TASK INSTRUCTIONS | Copy out all lines in the data below containing the string "Shear".

ENTRIES |
▬▬▬

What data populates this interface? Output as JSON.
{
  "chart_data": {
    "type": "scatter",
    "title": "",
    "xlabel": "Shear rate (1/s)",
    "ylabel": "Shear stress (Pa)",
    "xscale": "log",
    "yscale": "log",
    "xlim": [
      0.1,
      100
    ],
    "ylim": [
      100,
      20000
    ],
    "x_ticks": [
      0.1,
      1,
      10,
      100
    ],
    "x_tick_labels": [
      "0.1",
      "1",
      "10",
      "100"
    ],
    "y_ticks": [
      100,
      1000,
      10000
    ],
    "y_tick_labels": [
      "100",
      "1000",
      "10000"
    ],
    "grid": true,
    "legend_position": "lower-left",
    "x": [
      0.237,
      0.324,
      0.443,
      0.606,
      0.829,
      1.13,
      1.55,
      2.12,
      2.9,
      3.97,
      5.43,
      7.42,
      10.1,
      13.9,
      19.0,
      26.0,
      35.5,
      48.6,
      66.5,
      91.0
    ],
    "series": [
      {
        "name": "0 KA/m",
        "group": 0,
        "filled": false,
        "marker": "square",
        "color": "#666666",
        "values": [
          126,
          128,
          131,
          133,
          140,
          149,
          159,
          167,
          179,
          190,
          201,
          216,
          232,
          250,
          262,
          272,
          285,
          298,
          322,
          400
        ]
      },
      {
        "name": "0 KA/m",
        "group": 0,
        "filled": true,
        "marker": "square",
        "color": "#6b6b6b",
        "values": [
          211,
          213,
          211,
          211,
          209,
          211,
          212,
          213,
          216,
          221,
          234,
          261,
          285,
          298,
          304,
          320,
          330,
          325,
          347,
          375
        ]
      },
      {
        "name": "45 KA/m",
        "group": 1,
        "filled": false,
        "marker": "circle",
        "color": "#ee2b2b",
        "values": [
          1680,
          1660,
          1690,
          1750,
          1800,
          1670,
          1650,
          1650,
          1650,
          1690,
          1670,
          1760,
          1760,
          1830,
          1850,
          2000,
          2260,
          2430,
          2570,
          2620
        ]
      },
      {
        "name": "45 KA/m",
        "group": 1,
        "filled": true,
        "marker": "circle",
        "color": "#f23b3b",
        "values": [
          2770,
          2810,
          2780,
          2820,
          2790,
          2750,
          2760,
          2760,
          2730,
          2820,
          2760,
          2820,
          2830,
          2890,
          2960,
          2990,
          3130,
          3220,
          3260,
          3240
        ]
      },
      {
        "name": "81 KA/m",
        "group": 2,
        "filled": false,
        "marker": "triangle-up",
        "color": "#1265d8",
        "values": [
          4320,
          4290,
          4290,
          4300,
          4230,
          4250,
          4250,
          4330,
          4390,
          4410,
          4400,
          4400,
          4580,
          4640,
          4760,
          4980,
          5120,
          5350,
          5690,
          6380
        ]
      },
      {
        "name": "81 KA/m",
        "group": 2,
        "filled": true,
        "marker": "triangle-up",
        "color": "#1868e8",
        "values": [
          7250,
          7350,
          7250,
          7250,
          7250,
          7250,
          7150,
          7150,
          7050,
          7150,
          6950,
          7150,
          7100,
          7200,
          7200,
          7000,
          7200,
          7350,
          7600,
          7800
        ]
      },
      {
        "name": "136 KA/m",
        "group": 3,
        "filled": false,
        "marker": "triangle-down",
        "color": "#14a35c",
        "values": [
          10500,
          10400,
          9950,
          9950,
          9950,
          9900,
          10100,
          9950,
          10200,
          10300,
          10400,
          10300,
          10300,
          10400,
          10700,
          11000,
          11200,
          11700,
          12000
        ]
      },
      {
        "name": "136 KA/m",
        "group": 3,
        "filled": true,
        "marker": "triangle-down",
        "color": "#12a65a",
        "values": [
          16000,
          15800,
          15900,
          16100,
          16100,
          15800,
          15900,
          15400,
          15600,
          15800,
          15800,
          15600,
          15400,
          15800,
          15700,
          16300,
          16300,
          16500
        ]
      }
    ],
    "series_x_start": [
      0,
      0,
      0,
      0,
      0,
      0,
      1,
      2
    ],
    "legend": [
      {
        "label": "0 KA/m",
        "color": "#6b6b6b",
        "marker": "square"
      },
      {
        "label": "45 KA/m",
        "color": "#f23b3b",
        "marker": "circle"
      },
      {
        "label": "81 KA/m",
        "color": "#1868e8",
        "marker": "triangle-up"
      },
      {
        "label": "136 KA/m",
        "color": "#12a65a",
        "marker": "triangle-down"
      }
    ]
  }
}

▬▬▬

EXERCISE SOLUTION |
    "xlabel": "Shear rate (1/s)",
    "ylabel": "Shear stress (Pa)",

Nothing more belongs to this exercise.